Goal — Scan the lines below for the string "File" and copy every one that has it.

Figure record extracts:
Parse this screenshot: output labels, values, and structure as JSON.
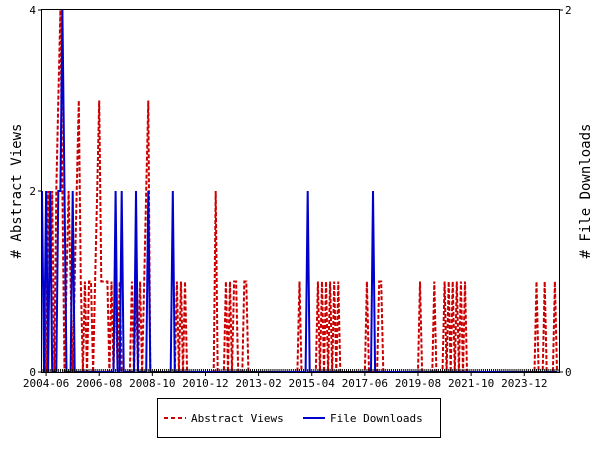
{
  "chart_data": {
    "type": "line",
    "title": "",
    "xlabel": "",
    "ylabel_left": "# Abstract Views",
    "ylabel_right": "# File Downloads",
    "y_left_ticks": [
      "0",
      "2",
      "4"
    ],
    "y_right_ticks": [
      "0",
      "2"
    ],
    "ylim_left": [
      0,
      4
    ],
    "ylim_right": [
      0,
      2
    ],
    "x_range": [
      "2004-04",
      "2025-05"
    ],
    "x_tick_labels": [
      "2004-06",
      "2006-08",
      "2008-10",
      "2010-12",
      "2013-02",
      "2015-04",
      "2017-06",
      "2019-08",
      "2021-10",
      "2023-12"
    ],
    "legend_position": "bottom-center",
    "grid": false,
    "series": [
      {
        "name": "Abstract Views",
        "color": "#cc0000",
        "dash": "dashed",
        "axis": "left",
        "points": [
          [
            "2004-05",
            1
          ],
          [
            "2004-06",
            0
          ],
          [
            "2004-07",
            2
          ],
          [
            "2004-08",
            1
          ],
          [
            "2004-09",
            2
          ],
          [
            "2004-10",
            0
          ],
          [
            "2004-11",
            2
          ],
          [
            "2004-12",
            3
          ],
          [
            "2005-01",
            4
          ],
          [
            "2005-02",
            2
          ],
          [
            "2005-03",
            0
          ],
          [
            "2005-04",
            1
          ],
          [
            "2005-05",
            2
          ],
          [
            "2005-06",
            1
          ],
          [
            "2005-07",
            0
          ],
          [
            "2005-08",
            1
          ],
          [
            "2005-09",
            2
          ],
          [
            "2005-10",
            3
          ],
          [
            "2005-11",
            1
          ],
          [
            "2005-12",
            0
          ],
          [
            "2006-01",
            1
          ],
          [
            "2006-02",
            0
          ],
          [
            "2006-03",
            1
          ],
          [
            "2006-04",
            1
          ],
          [
            "2006-05",
            0
          ],
          [
            "2006-06",
            1
          ],
          [
            "2006-07",
            2
          ],
          [
            "2006-08",
            3
          ],
          [
            "2006-09",
            1
          ],
          [
            "2006-10",
            1
          ],
          [
            "2006-11",
            1
          ],
          [
            "2006-12",
            1
          ],
          [
            "2007-01",
            0
          ],
          [
            "2007-02",
            1
          ],
          [
            "2007-03",
            0
          ],
          [
            "2007-04",
            1
          ],
          [
            "2007-05",
            0
          ],
          [
            "2007-06",
            1
          ],
          [
            "2007-07",
            0
          ],
          [
            "2007-08",
            0
          ],
          [
            "2007-09",
            0
          ],
          [
            "2007-10",
            0
          ],
          [
            "2007-11",
            0
          ],
          [
            "2007-12",
            1
          ],
          [
            "2008-01",
            0
          ],
          [
            "2008-02",
            1
          ],
          [
            "2008-03",
            0
          ],
          [
            "2008-04",
            1
          ],
          [
            "2008-05",
            0
          ],
          [
            "2008-06",
            1
          ],
          [
            "2008-07",
            2
          ],
          [
            "2008-08",
            3
          ],
          [
            "2008-09",
            0
          ],
          [
            "2008-10",
            0
          ],
          [
            "2008-11",
            0
          ],
          [
            "2008-12",
            0
          ],
          [
            "2009-01",
            0
          ],
          [
            "2009-02",
            0
          ],
          [
            "2009-03",
            0
          ],
          [
            "2009-04",
            0
          ],
          [
            "2009-05",
            0
          ],
          [
            "2009-06",
            0
          ],
          [
            "2009-07",
            0
          ],
          [
            "2009-08",
            0
          ],
          [
            "2009-09",
            0
          ],
          [
            "2009-10",
            1
          ],
          [
            "2009-11",
            0
          ],
          [
            "2009-12",
            1
          ],
          [
            "2010-01",
            0
          ],
          [
            "2010-02",
            1
          ],
          [
            "2010-03",
            0
          ],
          [
            "2011-03",
            0
          ],
          [
            "2011-04",
            0
          ],
          [
            "2011-05",
            2
          ],
          [
            "2011-06",
            0
          ],
          [
            "2011-07",
            0
          ],
          [
            "2011-08",
            0
          ],
          [
            "2011-09",
            0
          ],
          [
            "2011-10",
            1
          ],
          [
            "2011-11",
            0
          ],
          [
            "2011-12",
            1
          ],
          [
            "2012-01",
            0
          ],
          [
            "2012-02",
            1
          ],
          [
            "2012-03",
            1
          ],
          [
            "2012-04",
            0
          ],
          [
            "2012-05",
            0
          ],
          [
            "2012-06",
            0
          ],
          [
            "2012-07",
            1
          ],
          [
            "2012-08",
            1
          ],
          [
            "2012-09",
            0
          ],
          [
            "2014-09",
            0
          ],
          [
            "2014-10",
            1
          ],
          [
            "2014-11",
            0
          ],
          [
            "2015-06",
            0
          ],
          [
            "2015-07",
            1
          ],
          [
            "2015-08",
            0
          ],
          [
            "2015-09",
            1
          ],
          [
            "2015-10",
            0
          ],
          [
            "2015-11",
            1
          ],
          [
            "2015-12",
            0
          ],
          [
            "2016-01",
            1
          ],
          [
            "2016-02",
            0
          ],
          [
            "2016-03",
            1
          ],
          [
            "2016-04",
            0
          ],
          [
            "2016-05",
            1
          ],
          [
            "2016-06",
            0
          ],
          [
            "2016-07",
            0
          ],
          [
            "2016-08",
            0
          ],
          [
            "2016-09",
            0
          ],
          [
            "2016-10",
            0
          ],
          [
            "2016-11",
            0
          ],
          [
            "2016-12",
            0
          ],
          [
            "2017-01",
            0
          ],
          [
            "2017-02",
            0
          ],
          [
            "2017-03",
            0
          ],
          [
            "2017-04",
            0
          ],
          [
            "2017-05",
            0
          ],
          [
            "2017-06",
            0
          ],
          [
            "2017-07",
            1
          ],
          [
            "2017-08",
            0
          ],
          [
            "2017-09",
            0
          ],
          [
            "2017-10",
            0
          ],
          [
            "2017-11",
            0
          ],
          [
            "2017-12",
            0
          ],
          [
            "2018-01",
            1
          ],
          [
            "2018-02",
            1
          ],
          [
            "2018-03",
            0
          ],
          [
            "2018-04",
            0
          ],
          [
            "2019-08",
            0
          ],
          [
            "2019-09",
            1
          ],
          [
            "2019-10",
            0
          ],
          [
            "2020-03",
            0
          ],
          [
            "2020-04",
            1
          ],
          [
            "2020-05",
            0
          ],
          [
            "2020-08",
            0
          ],
          [
            "2020-09",
            1
          ],
          [
            "2020-10",
            0
          ],
          [
            "2020-11",
            1
          ],
          [
            "2020-12",
            0
          ],
          [
            "2021-01",
            1
          ],
          [
            "2021-02",
            0
          ],
          [
            "2021-03",
            1
          ],
          [
            "2021-04",
            0
          ],
          [
            "2021-05",
            1
          ],
          [
            "2021-06",
            0
          ],
          [
            "2021-07",
            1
          ],
          [
            "2021-08",
            0
          ],
          [
            "2024-05",
            0
          ],
          [
            "2024-06",
            1
          ],
          [
            "2024-07",
            0
          ],
          [
            "2024-09",
            0
          ],
          [
            "2024-10",
            1
          ],
          [
            "2024-11",
            0
          ],
          [
            "2025-02",
            0
          ],
          [
            "2025-03",
            1
          ],
          [
            "2025-04",
            0
          ]
        ]
      },
      {
        "name": "File Downloads",
        "color": "#0000cc",
        "dash": "solid",
        "axis": "right",
        "points": [
          [
            "2004-04",
            1
          ],
          [
            "2004-05",
            0
          ],
          [
            "2004-06",
            1
          ],
          [
            "2004-07",
            0
          ],
          [
            "2004-08",
            1
          ],
          [
            "2004-09",
            0
          ],
          [
            "2004-10",
            0
          ],
          [
            "2004-11",
            0
          ],
          [
            "2004-12",
            1
          ],
          [
            "2005-01",
            1
          ],
          [
            "2005-02",
            2
          ],
          [
            "2005-03",
            1
          ],
          [
            "2005-04",
            0
          ],
          [
            "2005-05",
            0
          ],
          [
            "2005-06",
            0
          ],
          [
            "2005-07",
            1
          ],
          [
            "2005-08",
            0
          ],
          [
            "2005-09",
            0
          ],
          [
            "2005-10",
            0
          ],
          [
            "2005-11",
            0
          ],
          [
            "2005-12",
            0
          ],
          [
            "2006-01",
            0
          ],
          [
            "2006-02",
            0
          ],
          [
            "2006-03",
            0
          ],
          [
            "2006-04",
            0
          ],
          [
            "2006-05",
            0
          ],
          [
            "2006-06",
            0
          ],
          [
            "2006-07",
            0
          ],
          [
            "2006-08",
            0
          ],
          [
            "2006-09",
            0
          ],
          [
            "2006-10",
            0
          ],
          [
            "2006-11",
            0
          ],
          [
            "2006-12",
            0
          ],
          [
            "2007-01",
            0
          ],
          [
            "2007-02",
            0
          ],
          [
            "2007-03",
            0
          ],
          [
            "2007-04",
            1
          ],
          [
            "2007-05",
            0
          ],
          [
            "2007-06",
            0
          ],
          [
            "2007-07",
            1
          ],
          [
            "2007-08",
            0
          ],
          [
            "2007-09",
            0
          ],
          [
            "2007-10",
            0
          ],
          [
            "2007-11",
            0
          ],
          [
            "2007-12",
            0
          ],
          [
            "2008-01",
            0
          ],
          [
            "2008-02",
            1
          ],
          [
            "2008-03",
            0
          ],
          [
            "2008-04",
            0
          ],
          [
            "2008-05",
            0
          ],
          [
            "2008-06",
            0
          ],
          [
            "2008-07",
            0
          ],
          [
            "2008-08",
            1
          ],
          [
            "2008-09",
            0
          ],
          [
            "2008-10",
            0
          ],
          [
            "2008-11",
            0
          ],
          [
            "2009-06",
            0
          ],
          [
            "2009-07",
            0
          ],
          [
            "2009-08",
            1
          ],
          [
            "2009-09",
            0
          ],
          [
            "2010-01",
            0
          ],
          [
            "2015-01",
            0
          ],
          [
            "2015-02",
            1
          ],
          [
            "2015-03",
            0
          ],
          [
            "2017-09",
            0
          ],
          [
            "2017-10",
            1
          ],
          [
            "2017-11",
            0
          ],
          [
            "2025-04",
            0
          ]
        ]
      }
    ]
  }
}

Finished exercise —
    "ylabel_right": "# File Downloads",
        "name": "File Downloads",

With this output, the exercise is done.